_STATED PROBLEM_
The records should be written out in full, with nothing altered.

+ + +

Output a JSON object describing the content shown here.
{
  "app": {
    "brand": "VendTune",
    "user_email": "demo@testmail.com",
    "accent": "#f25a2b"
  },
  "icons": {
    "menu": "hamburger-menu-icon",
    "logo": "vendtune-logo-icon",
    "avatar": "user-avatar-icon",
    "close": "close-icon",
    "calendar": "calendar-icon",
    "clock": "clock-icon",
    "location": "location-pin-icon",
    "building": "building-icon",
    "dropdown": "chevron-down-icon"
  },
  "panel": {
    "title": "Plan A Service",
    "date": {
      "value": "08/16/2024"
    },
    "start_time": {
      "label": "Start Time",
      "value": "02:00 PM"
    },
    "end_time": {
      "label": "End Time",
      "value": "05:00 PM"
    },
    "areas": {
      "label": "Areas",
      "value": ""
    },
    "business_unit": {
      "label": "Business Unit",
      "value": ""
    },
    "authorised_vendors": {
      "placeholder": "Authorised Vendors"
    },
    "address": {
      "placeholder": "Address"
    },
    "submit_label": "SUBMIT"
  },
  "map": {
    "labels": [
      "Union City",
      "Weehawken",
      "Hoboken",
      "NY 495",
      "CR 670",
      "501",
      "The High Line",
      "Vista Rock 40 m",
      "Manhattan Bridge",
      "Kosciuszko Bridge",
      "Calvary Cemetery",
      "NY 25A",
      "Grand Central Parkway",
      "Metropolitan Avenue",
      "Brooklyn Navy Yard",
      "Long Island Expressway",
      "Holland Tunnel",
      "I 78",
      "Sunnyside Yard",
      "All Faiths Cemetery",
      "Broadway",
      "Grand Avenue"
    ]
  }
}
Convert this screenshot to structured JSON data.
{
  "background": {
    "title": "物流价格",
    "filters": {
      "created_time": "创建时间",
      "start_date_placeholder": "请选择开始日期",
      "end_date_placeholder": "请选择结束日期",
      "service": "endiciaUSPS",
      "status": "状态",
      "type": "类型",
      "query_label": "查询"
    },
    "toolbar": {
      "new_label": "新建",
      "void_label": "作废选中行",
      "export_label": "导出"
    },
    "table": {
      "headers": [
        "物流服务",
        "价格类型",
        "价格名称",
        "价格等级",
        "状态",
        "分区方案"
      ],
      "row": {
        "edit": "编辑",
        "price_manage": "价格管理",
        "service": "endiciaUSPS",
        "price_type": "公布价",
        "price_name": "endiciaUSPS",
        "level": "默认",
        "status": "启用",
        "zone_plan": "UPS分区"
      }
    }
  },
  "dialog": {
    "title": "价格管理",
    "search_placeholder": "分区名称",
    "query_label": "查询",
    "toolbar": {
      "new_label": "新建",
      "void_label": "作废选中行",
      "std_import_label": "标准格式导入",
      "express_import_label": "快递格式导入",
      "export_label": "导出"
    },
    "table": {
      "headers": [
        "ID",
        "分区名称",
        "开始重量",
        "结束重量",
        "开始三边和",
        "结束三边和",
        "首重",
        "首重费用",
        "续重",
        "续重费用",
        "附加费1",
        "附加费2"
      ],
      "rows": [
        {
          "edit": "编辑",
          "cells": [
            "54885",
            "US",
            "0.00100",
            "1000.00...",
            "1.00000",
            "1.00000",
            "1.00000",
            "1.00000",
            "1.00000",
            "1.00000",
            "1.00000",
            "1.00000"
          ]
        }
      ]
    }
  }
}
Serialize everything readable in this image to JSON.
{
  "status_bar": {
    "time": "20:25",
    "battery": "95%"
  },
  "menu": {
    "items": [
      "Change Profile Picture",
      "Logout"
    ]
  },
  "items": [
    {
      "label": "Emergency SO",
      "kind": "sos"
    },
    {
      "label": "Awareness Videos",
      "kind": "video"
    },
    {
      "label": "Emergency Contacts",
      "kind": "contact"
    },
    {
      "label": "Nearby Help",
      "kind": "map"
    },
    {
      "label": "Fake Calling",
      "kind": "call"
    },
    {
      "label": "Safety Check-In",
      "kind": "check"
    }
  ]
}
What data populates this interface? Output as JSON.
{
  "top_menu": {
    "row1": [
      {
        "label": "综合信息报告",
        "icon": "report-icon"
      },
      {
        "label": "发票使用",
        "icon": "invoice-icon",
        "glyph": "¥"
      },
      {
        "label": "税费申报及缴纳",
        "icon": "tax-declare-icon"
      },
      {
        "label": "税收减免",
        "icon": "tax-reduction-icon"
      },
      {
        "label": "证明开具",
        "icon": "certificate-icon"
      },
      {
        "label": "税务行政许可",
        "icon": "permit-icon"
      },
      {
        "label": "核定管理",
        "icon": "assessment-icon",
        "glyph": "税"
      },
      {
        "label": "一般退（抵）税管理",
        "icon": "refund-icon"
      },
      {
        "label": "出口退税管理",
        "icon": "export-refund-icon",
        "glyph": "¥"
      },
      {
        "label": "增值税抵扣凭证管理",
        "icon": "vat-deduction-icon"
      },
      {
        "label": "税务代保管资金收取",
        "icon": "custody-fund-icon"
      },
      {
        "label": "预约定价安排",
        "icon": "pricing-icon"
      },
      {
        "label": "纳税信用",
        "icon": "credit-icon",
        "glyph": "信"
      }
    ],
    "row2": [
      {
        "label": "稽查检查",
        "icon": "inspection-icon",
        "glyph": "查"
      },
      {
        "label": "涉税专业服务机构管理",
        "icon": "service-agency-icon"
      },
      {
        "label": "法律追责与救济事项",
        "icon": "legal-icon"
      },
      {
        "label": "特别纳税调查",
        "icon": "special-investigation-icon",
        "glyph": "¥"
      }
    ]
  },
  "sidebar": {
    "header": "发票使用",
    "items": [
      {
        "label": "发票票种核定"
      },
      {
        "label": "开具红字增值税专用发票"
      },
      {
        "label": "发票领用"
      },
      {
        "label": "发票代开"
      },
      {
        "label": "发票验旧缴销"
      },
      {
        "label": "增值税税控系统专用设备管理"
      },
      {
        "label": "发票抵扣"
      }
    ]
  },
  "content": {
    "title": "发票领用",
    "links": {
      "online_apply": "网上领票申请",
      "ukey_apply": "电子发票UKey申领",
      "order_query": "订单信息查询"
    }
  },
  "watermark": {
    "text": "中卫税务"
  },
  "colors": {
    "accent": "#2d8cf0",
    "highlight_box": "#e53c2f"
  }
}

+ + +

_EXERCISE RESPONSE_
Output a JSON object describing the content shown here.
{
  "app": {
    "brand": "VendTune",
    "user_email": "demo@testmail.com",
    "accent": "#f25a2b"
  },
  "icons": {
    "menu": "hamburger-menu-icon",
    "logo": "vendtune-logo-icon",
    "avatar": "user-avatar-icon",
    "close": "close-icon",
    "calendar": "calendar-icon",
    "clock": "clock-icon",
    "location": "location-pin-icon",
    "building": "building-icon",
    "dropdown": "chevron-down-icon"
  },
  "panel": {
    "title": "Plan A Service",
    "date": {
      "value": "08/16/2024"
    },
    "start_time": {
      "label": "Start Time",
      "value": "02:00 PM"
    },
    "end_time": {
      "label": "End Time",
      "value": "05:00 PM"
    },
    "areas": {
      "label": "Areas",
      "value": ""
    },
    "business_unit": {
      "label": "Business Unit",
      "value": ""
    },
    "authorised_vendors": {
      "placeholder": "Authorised Vendors"
    },
    "address": {
      "placeholder": "Address"
    },
    "submit_label": "SUBMIT"
  },
  "map": {
    "labels": [
      "Union City",
      "Weehawken",
      "Hoboken",
      "NY 495",
      "CR 670",
      "501",
      "The High Line",
      "Vista Rock 40 m",
      "Manhattan Bridge",
      "Kosciuszko Bridge",
      "Calvary Cemetery",
      "NY 25A",
      "Grand Central Parkway",
      "Metropolitan Avenue",
      "Brooklyn Navy Yard",
      "Long Island Expressway",
      "Holland Tunnel",
      "I 78",
      "Sunnyside Yard",
      "All Faiths Cemetery",
      "Broadway",
      "Grand Avenue"
    ]
  }
}
Convert this screenshot to structured JSON data.
{
  "background": {
    "title": "物流价格",
    "filters": {
      "created_time": "创建时间",
      "start_date_placeholder": "请选择开始日期",
      "end_date_placeholder": "请选择结束日期",
      "service": "endiciaUSPS",
      "status": "状态",
      "type": "类型",
      "query_label": "查询"
    },
    "toolbar": {
      "new_label": "新建",
      "void_label": "作废选中行",
      "export_label": "导出"
    },
    "table": {
      "headers": [
        "物流服务",
        "价格类型",
        "价格名称",
        "价格等级",
        "状态",
        "分区方案"
      ],
      "row": {
        "edit": "编辑",
        "price_manage": "价格管理",
        "service": "endiciaUSPS",
        "price_type": "公布价",
        "price_name": "endiciaUSPS",
        "level": "默认",
        "status": "启用",
        "zone_plan": "UPS分区"
      }
    }
  },
  "dialog": {
    "title": "价格管理",
    "search_placeholder": "分区名称",
    "query_label": "查询",
    "toolbar": {
      "new_label": "新建",
      "void_label": "作废选中行",
      "std_import_label": "标准格式导入",
      "express_import_label": "快递格式导入",
      "export_label": "导出"
    },
    "table": {
      "headers": [
        "ID",
        "分区名称",
        "开始重量",
        "结束重量",
        "开始三边和",
        "结束三边和",
        "首重",
        "首重费用",
        "续重",
        "续重费用",
        "附加费1",
        "附加费2"
      ],
      "rows": [
        {
          "edit": "编辑",
          "cells": [
            "54885",
            "US",
            "0.00100",
            "1000.00...",
            "1.00000",
            "1.00000",
            "1.00000",
            "1.00000",
            "1.00000",
            "1.00000",
            "1.00000",
            "1.00000"
          ]
        }
      ]
    }
  }
}
Serialize everything readable in this image to JSON.
{
  "status_bar": {
    "time": "20:25",
    "battery": "95%"
  },
  "menu": {
    "items": [
      "Change Profile Picture",
      "Logout"
    ]
  },
  "items": [
    {
      "label": "Emergency SO",
      "kind": "sos"
    },
    {
      "label": "Awareness Videos",
      "kind": "video"
    },
    {
      "label": "Emergency Contacts",
      "kind": "contact"
    },
    {
      "label": "Nearby Help",
      "kind": "map"
    },
    {
      "label": "Fake Calling",
      "kind": "call"
    },
    {
      "label": "Safety Check-In",
      "kind": "check"
    }
  ]
}
What data populates this interface? Output as JSON.
{
  "top_menu": {
    "row1": [
      {
        "label": "综合信息报告",
        "icon": "report-icon"
      },
      {
        "label": "发票使用",
        "icon": "invoice-icon",
        "glyph": "¥"
      },
      {
        "label": "税费申报及缴纳",
        "icon": "tax-declare-icon"
      },
      {
        "label": "税收减免",
        "icon": "tax-reduction-icon"
      },
      {
        "label": "证明开具",
        "icon": "certificate-icon"
      },
      {
        "label": "税务行政许可",
        "icon": "permit-icon"
      },
      {
        "label": "核定管理",
        "icon": "assessment-icon",
        "glyph": "税"
      },
      {
        "label": "一般退（抵）税管理",
        "icon": "refund-icon"
      },
      {
        "label": "出口退税管理",
        "icon": "export-refund-icon",
        "glyph": "¥"
      },
      {
        "label": "增值税抵扣凭证管理",
        "icon": "vat-deduction-icon"
      },
      {
        "label": "税务代保管资金收取",
        "icon": "custody-fund-icon"
      },
      {
        "label": "预约定价安排",
        "icon": "pricing-icon"
      },
      {
        "label": "纳税信用",
        "icon": "credit-icon",
        "glyph": "信"
      }
    ],
    "row2": [
      {
        "label": "稽查检查",
        "icon": "inspection-icon",
        "glyph": "查"
      },
      {
        "label": "涉税专业服务机构管理",
        "icon": "service-agency-icon"
      },
      {
        "label": "法律追责与救济事项",
        "icon": "legal-icon"
      },
      {
        "label": "特别纳税调查",
        "icon": "special-investigation-icon",
        "glyph": "¥"
      }
    ]
  },
  "sidebar": {
    "header": "发票使用",
    "items": [
      {
        "label": "发票票种核定"
      },
      {
        "label": "开具红字增值税专用发票"
      },
      {
        "label": "发票领用"
      },
      {
        "label": "发票代开"
      },
      {
        "label": "发票验旧缴销"
      },
      {
        "label": "增值税税控系统专用设备管理"
      },
      {
        "label": "发票抵扣"
      }
    ]
  },
  "content": {
    "title": "发票领用",
    "links": {
      "online_apply": "网上领票申请",
      "ukey_apply": "电子发票UKey申领",
      "order_query": "订单信息查询"
    }
  },
  "watermark": {
    "text": "中卫税务"
  },
  "colors": {
    "accent": "#2d8cf0",
    "highlight_box": "#e53c2f"
  }
}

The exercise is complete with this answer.